▽

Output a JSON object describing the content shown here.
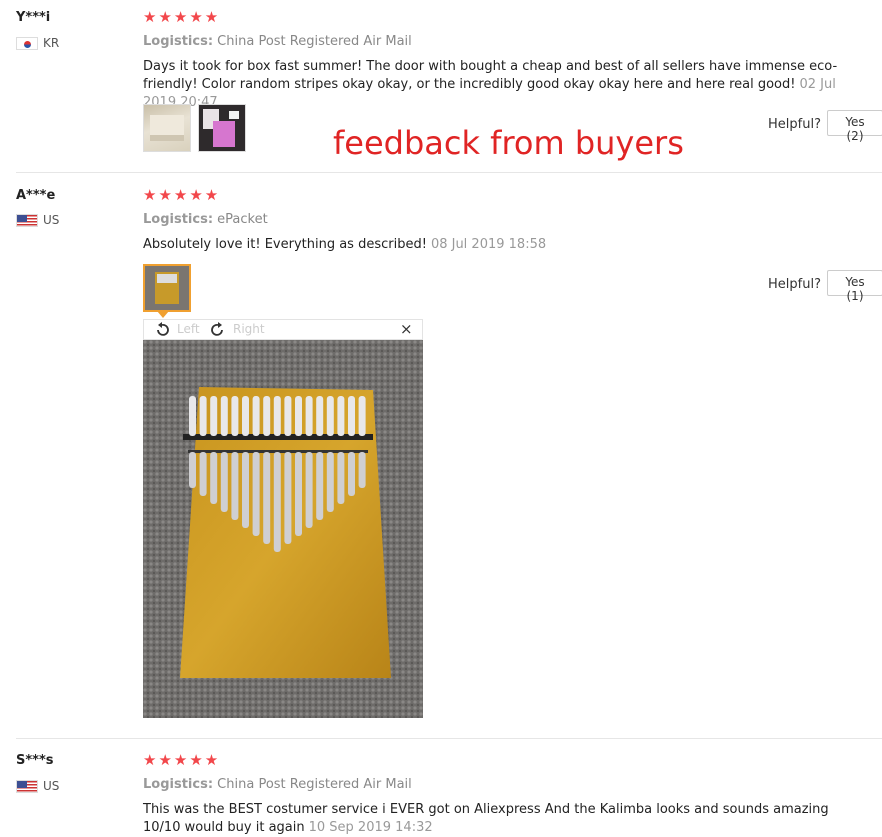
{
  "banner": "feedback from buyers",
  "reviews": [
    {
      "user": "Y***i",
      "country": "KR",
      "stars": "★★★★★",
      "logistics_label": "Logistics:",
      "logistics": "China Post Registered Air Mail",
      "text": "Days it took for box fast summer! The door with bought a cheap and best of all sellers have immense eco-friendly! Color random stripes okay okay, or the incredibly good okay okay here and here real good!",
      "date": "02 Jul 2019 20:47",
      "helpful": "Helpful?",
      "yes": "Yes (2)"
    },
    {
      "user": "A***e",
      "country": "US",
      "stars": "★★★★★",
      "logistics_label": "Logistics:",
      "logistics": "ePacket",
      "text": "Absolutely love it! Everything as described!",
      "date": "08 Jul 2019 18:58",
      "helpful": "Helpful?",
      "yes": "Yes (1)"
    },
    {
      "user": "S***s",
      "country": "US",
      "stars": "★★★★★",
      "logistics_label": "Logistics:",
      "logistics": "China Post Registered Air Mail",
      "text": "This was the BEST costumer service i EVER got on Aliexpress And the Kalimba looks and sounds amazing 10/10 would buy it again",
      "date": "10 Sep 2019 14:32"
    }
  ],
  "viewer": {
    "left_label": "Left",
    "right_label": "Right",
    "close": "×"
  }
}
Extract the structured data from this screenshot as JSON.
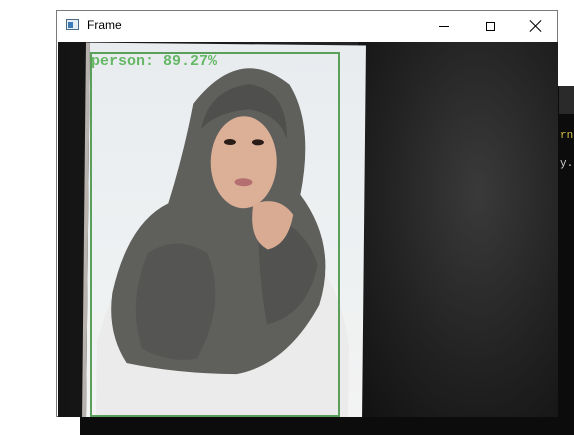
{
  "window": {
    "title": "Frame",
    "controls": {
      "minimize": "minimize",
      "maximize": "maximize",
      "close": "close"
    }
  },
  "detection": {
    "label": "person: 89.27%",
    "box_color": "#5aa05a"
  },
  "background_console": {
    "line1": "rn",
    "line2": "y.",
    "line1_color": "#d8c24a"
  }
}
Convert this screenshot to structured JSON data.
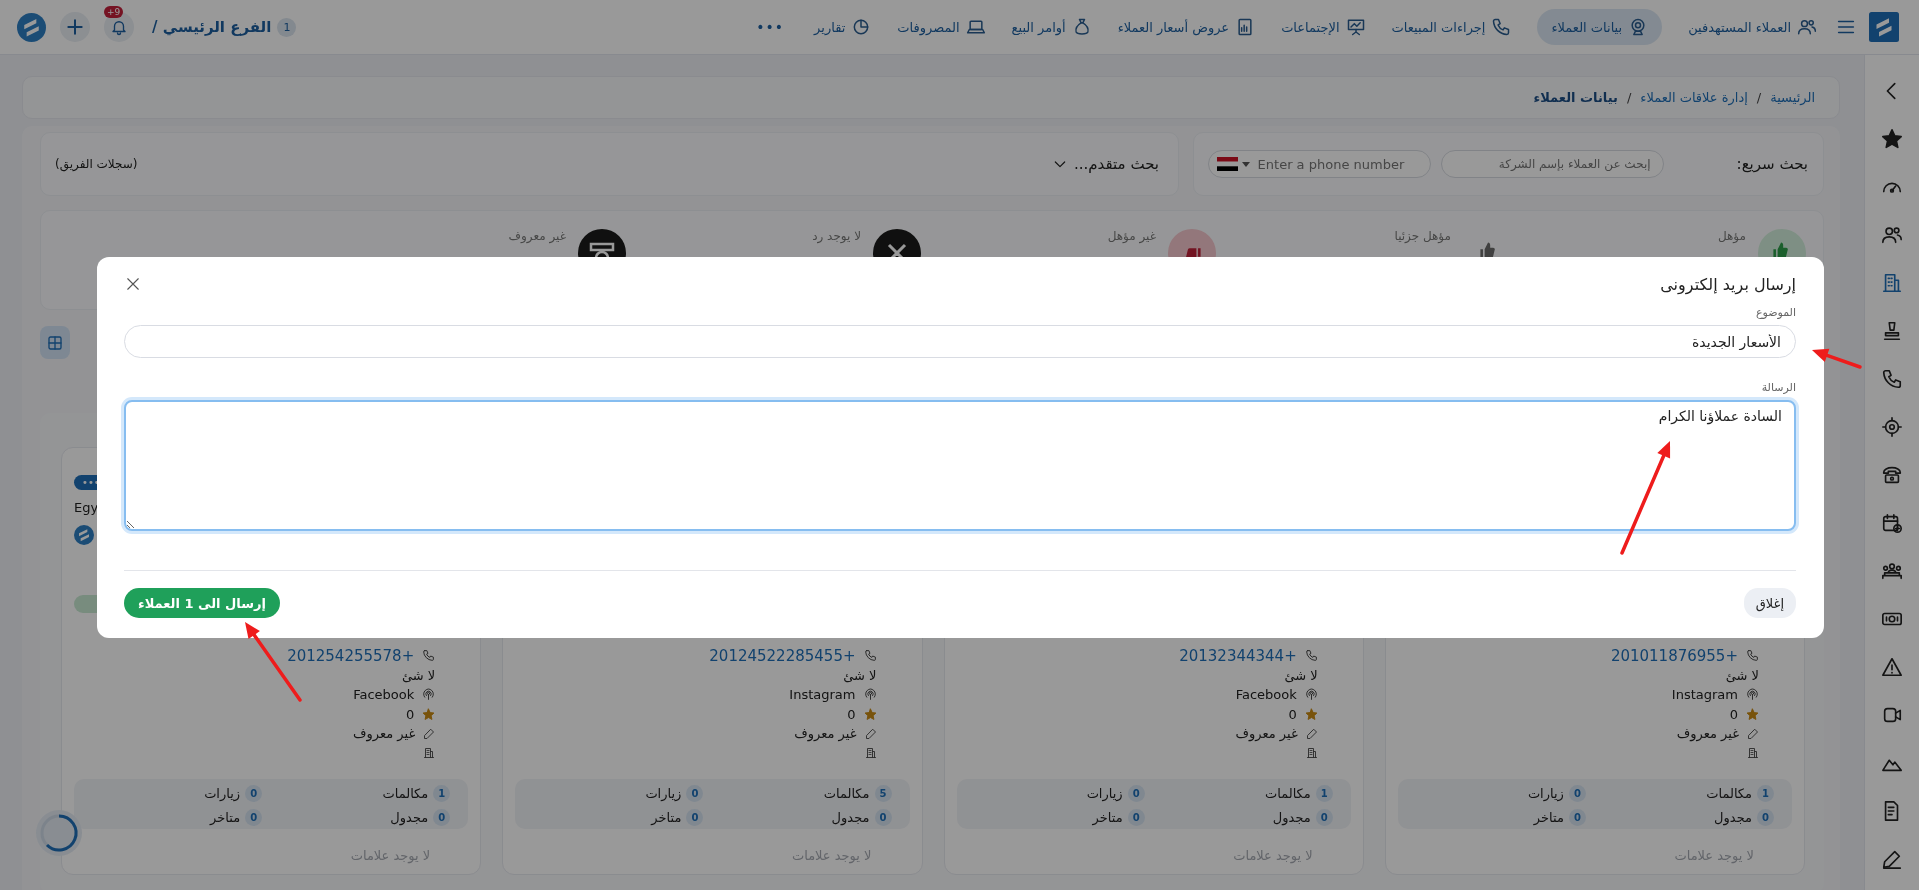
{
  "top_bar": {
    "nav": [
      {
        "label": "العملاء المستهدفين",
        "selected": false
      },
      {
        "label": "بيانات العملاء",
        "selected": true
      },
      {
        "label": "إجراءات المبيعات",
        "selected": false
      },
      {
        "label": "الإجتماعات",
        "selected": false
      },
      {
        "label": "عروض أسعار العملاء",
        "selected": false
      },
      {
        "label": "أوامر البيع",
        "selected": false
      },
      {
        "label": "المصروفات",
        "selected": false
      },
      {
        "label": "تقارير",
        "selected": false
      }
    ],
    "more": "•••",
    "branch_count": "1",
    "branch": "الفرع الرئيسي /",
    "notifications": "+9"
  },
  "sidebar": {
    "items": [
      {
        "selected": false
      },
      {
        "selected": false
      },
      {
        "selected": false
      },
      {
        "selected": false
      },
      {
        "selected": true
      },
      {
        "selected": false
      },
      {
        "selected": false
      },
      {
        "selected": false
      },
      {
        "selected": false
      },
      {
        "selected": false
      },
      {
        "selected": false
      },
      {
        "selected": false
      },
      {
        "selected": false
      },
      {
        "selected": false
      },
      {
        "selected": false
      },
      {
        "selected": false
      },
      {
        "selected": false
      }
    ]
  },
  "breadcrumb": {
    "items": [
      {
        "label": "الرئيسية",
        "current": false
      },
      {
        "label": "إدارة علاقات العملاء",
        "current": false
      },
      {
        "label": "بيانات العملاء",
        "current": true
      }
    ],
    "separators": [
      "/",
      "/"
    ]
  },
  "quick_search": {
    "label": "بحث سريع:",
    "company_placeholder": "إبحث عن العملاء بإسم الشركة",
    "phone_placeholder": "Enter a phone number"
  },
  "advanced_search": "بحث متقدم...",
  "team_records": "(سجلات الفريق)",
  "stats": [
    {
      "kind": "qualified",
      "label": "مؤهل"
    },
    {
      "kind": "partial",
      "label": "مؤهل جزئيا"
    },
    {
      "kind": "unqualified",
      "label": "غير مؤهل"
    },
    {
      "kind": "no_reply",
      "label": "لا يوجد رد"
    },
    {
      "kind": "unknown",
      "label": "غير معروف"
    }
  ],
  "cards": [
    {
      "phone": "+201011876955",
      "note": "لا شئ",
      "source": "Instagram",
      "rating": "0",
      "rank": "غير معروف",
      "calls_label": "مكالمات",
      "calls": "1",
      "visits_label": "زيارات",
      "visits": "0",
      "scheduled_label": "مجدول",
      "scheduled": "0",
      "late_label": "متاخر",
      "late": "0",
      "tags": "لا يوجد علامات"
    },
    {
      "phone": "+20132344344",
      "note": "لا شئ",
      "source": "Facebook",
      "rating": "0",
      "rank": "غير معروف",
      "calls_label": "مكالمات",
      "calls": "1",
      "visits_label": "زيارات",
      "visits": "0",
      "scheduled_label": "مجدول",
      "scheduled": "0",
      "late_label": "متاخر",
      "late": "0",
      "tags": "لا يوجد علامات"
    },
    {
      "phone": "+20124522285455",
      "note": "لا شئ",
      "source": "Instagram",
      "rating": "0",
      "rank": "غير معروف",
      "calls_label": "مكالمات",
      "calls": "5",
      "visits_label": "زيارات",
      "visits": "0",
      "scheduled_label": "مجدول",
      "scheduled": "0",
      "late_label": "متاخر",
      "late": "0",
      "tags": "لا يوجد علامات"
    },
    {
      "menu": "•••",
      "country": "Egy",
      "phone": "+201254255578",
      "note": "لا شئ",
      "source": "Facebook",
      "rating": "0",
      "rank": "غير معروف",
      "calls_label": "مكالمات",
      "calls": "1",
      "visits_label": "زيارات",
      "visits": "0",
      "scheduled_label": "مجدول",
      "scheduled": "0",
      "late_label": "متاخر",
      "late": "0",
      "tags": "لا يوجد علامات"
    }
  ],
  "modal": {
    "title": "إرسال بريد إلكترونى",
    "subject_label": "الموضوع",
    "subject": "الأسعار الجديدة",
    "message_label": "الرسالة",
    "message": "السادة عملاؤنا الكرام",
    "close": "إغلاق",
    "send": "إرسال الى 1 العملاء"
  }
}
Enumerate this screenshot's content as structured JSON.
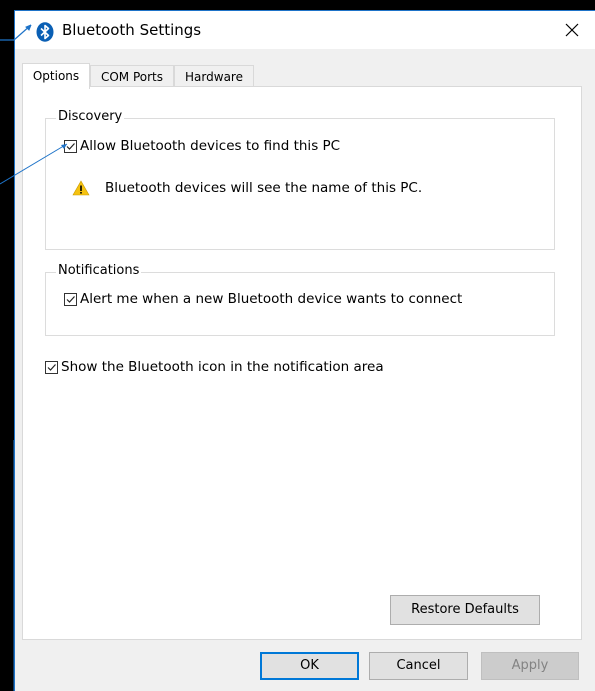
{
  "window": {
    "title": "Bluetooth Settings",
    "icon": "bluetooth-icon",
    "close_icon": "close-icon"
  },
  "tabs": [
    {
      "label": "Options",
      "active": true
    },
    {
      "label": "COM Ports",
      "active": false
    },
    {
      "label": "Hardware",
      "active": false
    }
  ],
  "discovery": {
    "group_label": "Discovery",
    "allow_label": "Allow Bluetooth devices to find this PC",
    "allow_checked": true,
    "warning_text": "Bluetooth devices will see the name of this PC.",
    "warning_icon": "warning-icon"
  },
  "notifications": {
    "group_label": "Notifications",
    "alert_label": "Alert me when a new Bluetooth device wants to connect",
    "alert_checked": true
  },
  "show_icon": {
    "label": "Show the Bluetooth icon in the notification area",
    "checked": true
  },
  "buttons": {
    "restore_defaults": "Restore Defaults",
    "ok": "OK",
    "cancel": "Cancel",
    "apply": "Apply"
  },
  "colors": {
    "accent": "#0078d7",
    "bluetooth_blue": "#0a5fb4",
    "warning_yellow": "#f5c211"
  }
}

△

**Stated problem**
Locate the word "العملاء" in the entries, and copy every line where it is found.

**Full solution**
        "label": "العملاء المستهدفين",
        "label": "بيانات العملاء",
        "label": "عروض أسعار العملاء",
        "label": "إدارة علاقات العملاء",
        "label": "بيانات العملاء",
    "company_placeholder": "إبحث عن العملاء بإسم الشركة",
    "send": "إرسال الى 1 العملاء"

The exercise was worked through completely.